Work required:
Copy out the entries in full and with complete accuracy; pictures are excluded.

Exercise input:

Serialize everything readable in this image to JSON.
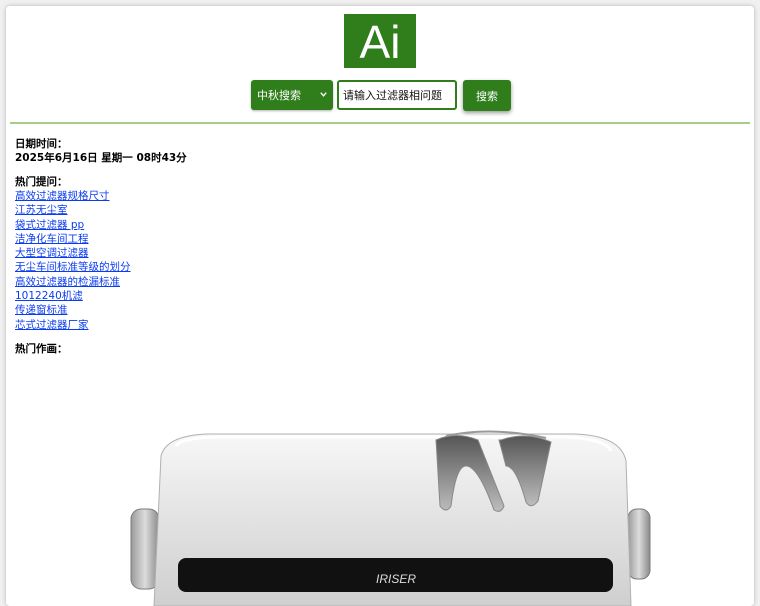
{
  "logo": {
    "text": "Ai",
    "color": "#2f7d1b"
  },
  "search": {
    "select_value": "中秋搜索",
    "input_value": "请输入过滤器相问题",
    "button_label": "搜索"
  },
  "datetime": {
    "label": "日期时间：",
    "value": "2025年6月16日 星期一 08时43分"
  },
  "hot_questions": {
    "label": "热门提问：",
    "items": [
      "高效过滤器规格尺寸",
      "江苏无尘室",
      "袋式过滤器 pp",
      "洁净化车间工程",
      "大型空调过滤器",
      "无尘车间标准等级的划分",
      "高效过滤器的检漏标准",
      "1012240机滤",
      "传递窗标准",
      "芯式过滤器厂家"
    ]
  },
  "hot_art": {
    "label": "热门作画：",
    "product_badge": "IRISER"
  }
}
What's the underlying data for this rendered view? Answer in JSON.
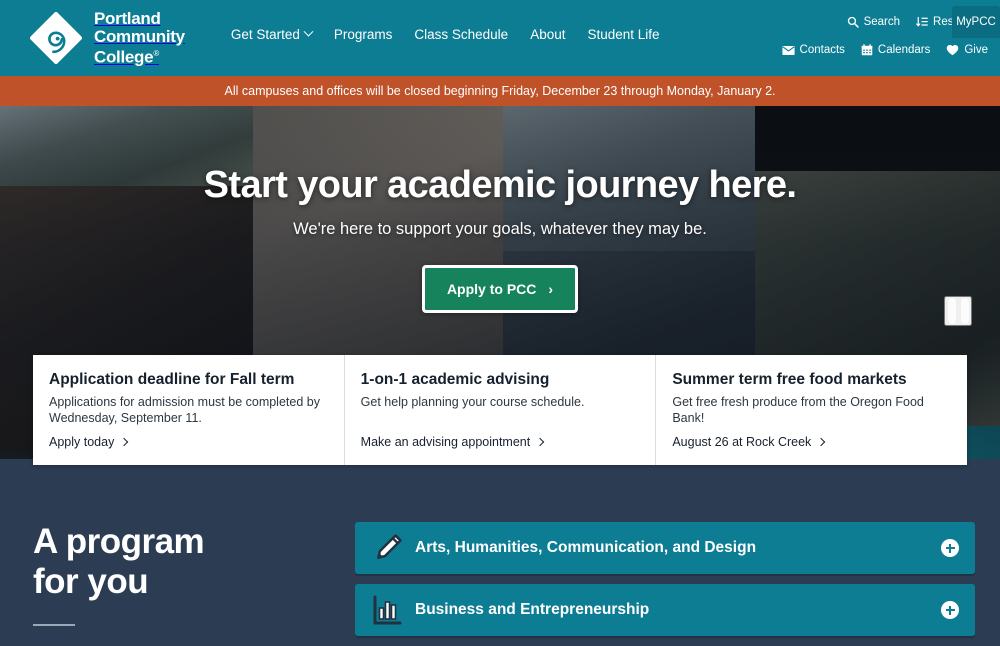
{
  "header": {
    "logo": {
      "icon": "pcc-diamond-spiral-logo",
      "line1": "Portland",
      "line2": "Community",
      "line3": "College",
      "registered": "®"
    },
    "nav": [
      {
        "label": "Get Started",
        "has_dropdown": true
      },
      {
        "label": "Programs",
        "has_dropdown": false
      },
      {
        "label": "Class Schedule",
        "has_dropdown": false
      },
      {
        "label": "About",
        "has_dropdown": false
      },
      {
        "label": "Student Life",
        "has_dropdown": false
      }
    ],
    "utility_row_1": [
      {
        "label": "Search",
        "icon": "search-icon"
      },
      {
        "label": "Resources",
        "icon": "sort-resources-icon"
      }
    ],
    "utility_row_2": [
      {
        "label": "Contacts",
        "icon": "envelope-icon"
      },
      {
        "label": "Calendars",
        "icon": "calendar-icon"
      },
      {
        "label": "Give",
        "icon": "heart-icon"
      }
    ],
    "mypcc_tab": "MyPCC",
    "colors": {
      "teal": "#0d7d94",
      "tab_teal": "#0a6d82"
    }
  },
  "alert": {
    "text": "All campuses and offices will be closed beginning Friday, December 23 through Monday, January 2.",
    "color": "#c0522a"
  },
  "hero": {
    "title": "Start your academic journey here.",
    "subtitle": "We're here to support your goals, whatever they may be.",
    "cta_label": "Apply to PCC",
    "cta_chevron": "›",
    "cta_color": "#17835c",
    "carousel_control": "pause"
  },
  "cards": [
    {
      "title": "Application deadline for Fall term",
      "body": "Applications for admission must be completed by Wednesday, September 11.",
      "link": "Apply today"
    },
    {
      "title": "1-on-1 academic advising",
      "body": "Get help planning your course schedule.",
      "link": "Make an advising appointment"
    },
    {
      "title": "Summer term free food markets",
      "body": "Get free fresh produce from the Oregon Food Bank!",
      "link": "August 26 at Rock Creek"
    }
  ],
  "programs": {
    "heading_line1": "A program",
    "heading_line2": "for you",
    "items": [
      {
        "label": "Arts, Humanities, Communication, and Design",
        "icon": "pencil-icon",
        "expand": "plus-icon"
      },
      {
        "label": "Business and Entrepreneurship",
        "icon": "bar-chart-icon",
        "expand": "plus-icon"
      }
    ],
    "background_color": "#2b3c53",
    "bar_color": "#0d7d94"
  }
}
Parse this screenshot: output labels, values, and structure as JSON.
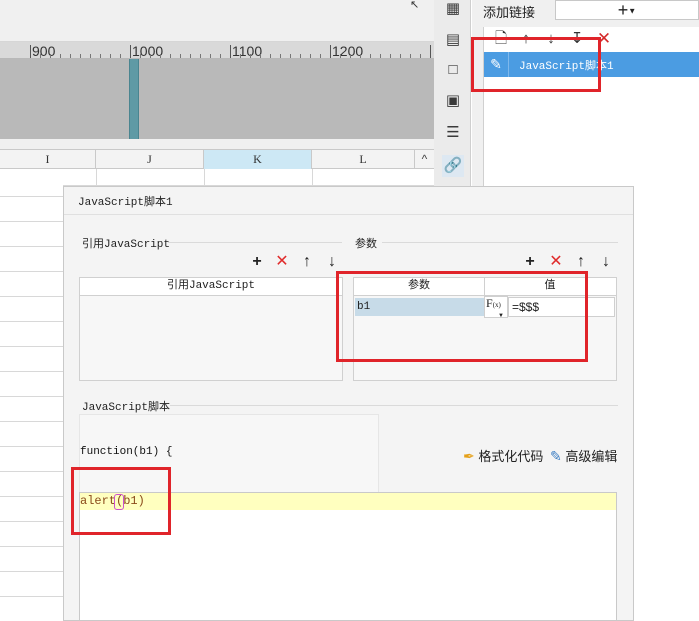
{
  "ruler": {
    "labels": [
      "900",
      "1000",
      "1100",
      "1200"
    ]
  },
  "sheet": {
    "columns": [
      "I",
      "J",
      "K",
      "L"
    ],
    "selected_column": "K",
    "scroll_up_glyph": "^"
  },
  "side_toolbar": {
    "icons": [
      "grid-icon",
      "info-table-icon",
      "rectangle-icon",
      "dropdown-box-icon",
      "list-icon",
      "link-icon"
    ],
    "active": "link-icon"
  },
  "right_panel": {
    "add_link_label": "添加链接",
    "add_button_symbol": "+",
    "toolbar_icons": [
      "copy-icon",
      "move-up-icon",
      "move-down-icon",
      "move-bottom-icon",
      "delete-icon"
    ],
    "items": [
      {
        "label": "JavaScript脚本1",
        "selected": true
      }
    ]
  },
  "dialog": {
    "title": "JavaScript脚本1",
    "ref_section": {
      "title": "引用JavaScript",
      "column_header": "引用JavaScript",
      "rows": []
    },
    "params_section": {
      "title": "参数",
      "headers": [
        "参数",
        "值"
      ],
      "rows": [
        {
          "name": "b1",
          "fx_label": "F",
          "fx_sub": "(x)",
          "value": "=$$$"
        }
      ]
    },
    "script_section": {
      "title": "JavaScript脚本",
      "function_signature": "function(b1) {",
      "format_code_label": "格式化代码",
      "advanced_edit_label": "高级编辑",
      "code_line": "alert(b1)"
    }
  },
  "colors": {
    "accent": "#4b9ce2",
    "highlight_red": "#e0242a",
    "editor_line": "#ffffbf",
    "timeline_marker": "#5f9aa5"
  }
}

Response:
Serialize everything readable in this image to JSON.
{
  "logo": {
    "text": "Ai",
    "color": "#2f7d1b"
  },
  "search": {
    "select_value": "中秋搜索",
    "input_value": "请输入过滤器相问题",
    "button_label": "搜索"
  },
  "datetime": {
    "label": "日期时间：",
    "value": "2025年6月16日 星期一 08时43分"
  },
  "hot_questions": {
    "label": "热门提问：",
    "items": [
      "高效过滤器规格尺寸",
      "江苏无尘室",
      "袋式过滤器 pp",
      "洁净化车间工程",
      "大型空调过滤器",
      "无尘车间标准等级的划分",
      "高效过滤器的检漏标准",
      "1012240机滤",
      "传递窗标准",
      "芯式过滤器厂家"
    ]
  },
  "hot_art": {
    "label": "热门作画：",
    "product_badge": "IRISER"
  }
}
What's the underlying data for this rendered view? Answer in JSON.
{
  "header": {
    "logo": {
      "icon": "pcc-diamond-spiral-logo",
      "line1": "Portland",
      "line2": "Community",
      "line3": "College",
      "registered": "®"
    },
    "nav": [
      {
        "label": "Get Started",
        "has_dropdown": true
      },
      {
        "label": "Programs",
        "has_dropdown": false
      },
      {
        "label": "Class Schedule",
        "has_dropdown": false
      },
      {
        "label": "About",
        "has_dropdown": false
      },
      {
        "label": "Student Life",
        "has_dropdown": false
      }
    ],
    "utility_row_1": [
      {
        "label": "Search",
        "icon": "search-icon"
      },
      {
        "label": "Resources",
        "icon": "sort-resources-icon"
      }
    ],
    "utility_row_2": [
      {
        "label": "Contacts",
        "icon": "envelope-icon"
      },
      {
        "label": "Calendars",
        "icon": "calendar-icon"
      },
      {
        "label": "Give",
        "icon": "heart-icon"
      }
    ],
    "mypcc_tab": "MyPCC",
    "colors": {
      "teal": "#0d7d94",
      "tab_teal": "#0a6d82"
    }
  },
  "alert": {
    "text": "All campuses and offices will be closed beginning Friday, December 23 through Monday, January 2.",
    "color": "#c0522a"
  },
  "hero": {
    "title": "Start your academic journey here.",
    "subtitle": "We're here to support your goals, whatever they may be.",
    "cta_label": "Apply to PCC",
    "cta_chevron": "›",
    "cta_color": "#17835c",
    "carousel_control": "pause"
  },
  "cards": [
    {
      "title": "Application deadline for Fall term",
      "body": "Applications for admission must be completed by Wednesday, September 11.",
      "link": "Apply today"
    },
    {
      "title": "1-on-1 academic advising",
      "body": "Get help planning your course schedule.",
      "link": "Make an advising appointment"
    },
    {
      "title": "Summer term free food markets",
      "body": "Get free fresh produce from the Oregon Food Bank!",
      "link": "August 26 at Rock Creek"
    }
  ],
  "programs": {
    "heading_line1": "A program",
    "heading_line2": "for you",
    "items": [
      {
        "label": "Arts, Humanities, Communication, and Design",
        "icon": "pencil-icon",
        "expand": "plus-icon"
      },
      {
        "label": "Business and Entrepreneurship",
        "icon": "bar-chart-icon",
        "expand": "plus-icon"
      }
    ],
    "background_color": "#2b3c53",
    "bar_color": "#0d7d94"
  }
}
Parse this screenshot: output labels, values, and structure as JSON.
{
  "ruler": {
    "labels": [
      "900",
      "1000",
      "1100",
      "1200"
    ]
  },
  "sheet": {
    "columns": [
      "I",
      "J",
      "K",
      "L"
    ],
    "selected_column": "K",
    "scroll_up_glyph": "^"
  },
  "side_toolbar": {
    "icons": [
      "grid-icon",
      "info-table-icon",
      "rectangle-icon",
      "dropdown-box-icon",
      "list-icon",
      "link-icon"
    ],
    "active": "link-icon"
  },
  "right_panel": {
    "add_link_label": "添加链接",
    "add_button_symbol": "+",
    "toolbar_icons": [
      "copy-icon",
      "move-up-icon",
      "move-down-icon",
      "move-bottom-icon",
      "delete-icon"
    ],
    "items": [
      {
        "label": "JavaScript脚本1",
        "selected": true
      }
    ]
  },
  "dialog": {
    "title": "JavaScript脚本1",
    "ref_section": {
      "title": "引用JavaScript",
      "column_header": "引用JavaScript",
      "rows": []
    },
    "params_section": {
      "title": "参数",
      "headers": [
        "参数",
        "值"
      ],
      "rows": [
        {
          "name": "b1",
          "fx_label": "F",
          "fx_sub": "(x)",
          "value": "=$$$"
        }
      ]
    },
    "script_section": {
      "title": "JavaScript脚本",
      "function_signature": "function(b1) {",
      "format_code_label": "格式化代码",
      "advanced_edit_label": "高级编辑",
      "code_line": "alert(b1)"
    }
  },
  "colors": {
    "accent": "#4b9ce2",
    "highlight_red": "#e0242a",
    "editor_line": "#ffffbf",
    "timeline_marker": "#5f9aa5"
  }
}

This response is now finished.